+++ RECORDS TO USE +++

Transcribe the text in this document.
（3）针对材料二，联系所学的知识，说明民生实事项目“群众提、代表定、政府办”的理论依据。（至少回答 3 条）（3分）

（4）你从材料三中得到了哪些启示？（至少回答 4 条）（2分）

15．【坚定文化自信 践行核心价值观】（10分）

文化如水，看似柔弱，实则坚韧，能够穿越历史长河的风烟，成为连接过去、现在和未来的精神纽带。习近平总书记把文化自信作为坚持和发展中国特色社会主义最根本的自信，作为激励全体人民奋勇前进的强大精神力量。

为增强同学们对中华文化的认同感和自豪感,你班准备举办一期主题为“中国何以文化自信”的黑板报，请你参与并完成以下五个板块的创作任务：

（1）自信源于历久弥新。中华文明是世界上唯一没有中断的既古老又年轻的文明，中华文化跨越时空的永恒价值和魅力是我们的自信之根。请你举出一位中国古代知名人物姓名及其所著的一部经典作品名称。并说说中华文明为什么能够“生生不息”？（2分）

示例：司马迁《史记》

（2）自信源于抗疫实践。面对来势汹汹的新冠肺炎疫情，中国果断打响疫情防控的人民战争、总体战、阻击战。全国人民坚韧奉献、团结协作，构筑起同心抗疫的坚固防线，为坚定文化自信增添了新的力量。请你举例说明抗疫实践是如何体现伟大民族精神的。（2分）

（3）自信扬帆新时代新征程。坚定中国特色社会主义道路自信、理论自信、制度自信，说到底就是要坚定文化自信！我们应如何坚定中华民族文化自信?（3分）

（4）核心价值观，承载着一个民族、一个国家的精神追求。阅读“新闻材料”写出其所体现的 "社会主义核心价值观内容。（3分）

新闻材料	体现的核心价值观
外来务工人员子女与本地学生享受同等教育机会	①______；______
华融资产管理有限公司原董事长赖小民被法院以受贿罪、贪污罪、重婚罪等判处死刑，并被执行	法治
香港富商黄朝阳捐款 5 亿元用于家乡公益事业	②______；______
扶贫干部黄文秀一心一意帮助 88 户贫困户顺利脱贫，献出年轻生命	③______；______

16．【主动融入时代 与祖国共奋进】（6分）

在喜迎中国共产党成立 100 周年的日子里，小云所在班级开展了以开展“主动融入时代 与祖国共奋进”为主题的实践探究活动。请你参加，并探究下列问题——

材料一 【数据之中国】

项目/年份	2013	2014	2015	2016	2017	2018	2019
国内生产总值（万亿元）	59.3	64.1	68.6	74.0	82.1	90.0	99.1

+++

THE TASK: Output the listing above exactly as it appears.

ANSWER FOR THIS EXERCISE:
Transcribe the text in this document.
（3）针对材料二，联系所学的知识，说明民生实事项目“群众提、代表定、政府办”的理论依据。（至少回答 3 条）（3分）

（4）你从材料三中得到了哪些启示？（至少回答 4 条）（2分）

15．【坚定文化自信 践行核心价值观】（10分）

文化如水，看似柔弱，实则坚韧，能够穿越历史长河的风烟，成为连接过去、现在和未来的精神纽带。习近平总书记把文化自信作为坚持和发展中国特色社会主义最根本的自信，作为激励全体人民奋勇前进的强大精神力量。

为增强同学们对中华文化的认同感和自豪感,你班准备举办一期主题为“中国何以文化自信”的黑板报，请你参与并完成以下五个板块的创作任务：

（1）自信源于历久弥新。中华文明是世界上唯一没有中断的既古老又年轻的文明，中华文化跨越时空的永恒价值和魅力是我们的自信之根。请你举出一位中国古代知名人物姓名及其所著的一部经典作品名称。并说说中华文明为什么能够“生生不息”？（2分）

示例：司马迁《史记》

（2）自信源于抗疫实践。面对来势汹汹的新冠肺炎疫情，中国果断打响疫情防控的人民战争、总体战、阻击战。全国人民坚韧奉献、团结协作，构筑起同心抗疫的坚固防线，为坚定文化自信增添了新的力量。请你举例说明抗疫实践是如何体现伟大民族精神的。（2分）

（3）自信扬帆新时代新征程。坚定中国特色社会主义道路自信、理论自信、制度自信，说到底就是要坚定文化自信！我们应如何坚定中华民族文化自信?（3分）

（4）核心价值观，承载着一个民族、一个国家的精神追求。阅读“新闻材料”写出其所体现的 "社会主义核心价值观内容。（3分）

新闻材料	体现的核心价值观
外来务工人员子女与本地学生享受同等教育机会	①______；______
华融资产管理有限公司原董事长赖小民被法院以受贿罪、贪污罪、重婚罪等判处死刑，并被执行	法治
香港富商黄朝阳捐款 5 亿元用于家乡公益事业	②______；______
扶贫干部黄文秀一心一意帮助 88 户贫困户顺利脱贫，献出年轻生命	③______；______

16．【主动融入时代 与祖国共奋进】（6分）

在喜迎中国共产党成立 100 周年的日子里，小云所在班级开展了以开展“主动融入时代 与祖国共奋进”为主题的实践探究活动。请你参加，并探究下列问题——

材料一 【数据之中国】

项目/年份	2013	2014	2015	2016	2017	2018	2019
国内生产总值（万亿元）	59.3	64.1	68.6	74.0	82.1	90.0	99.1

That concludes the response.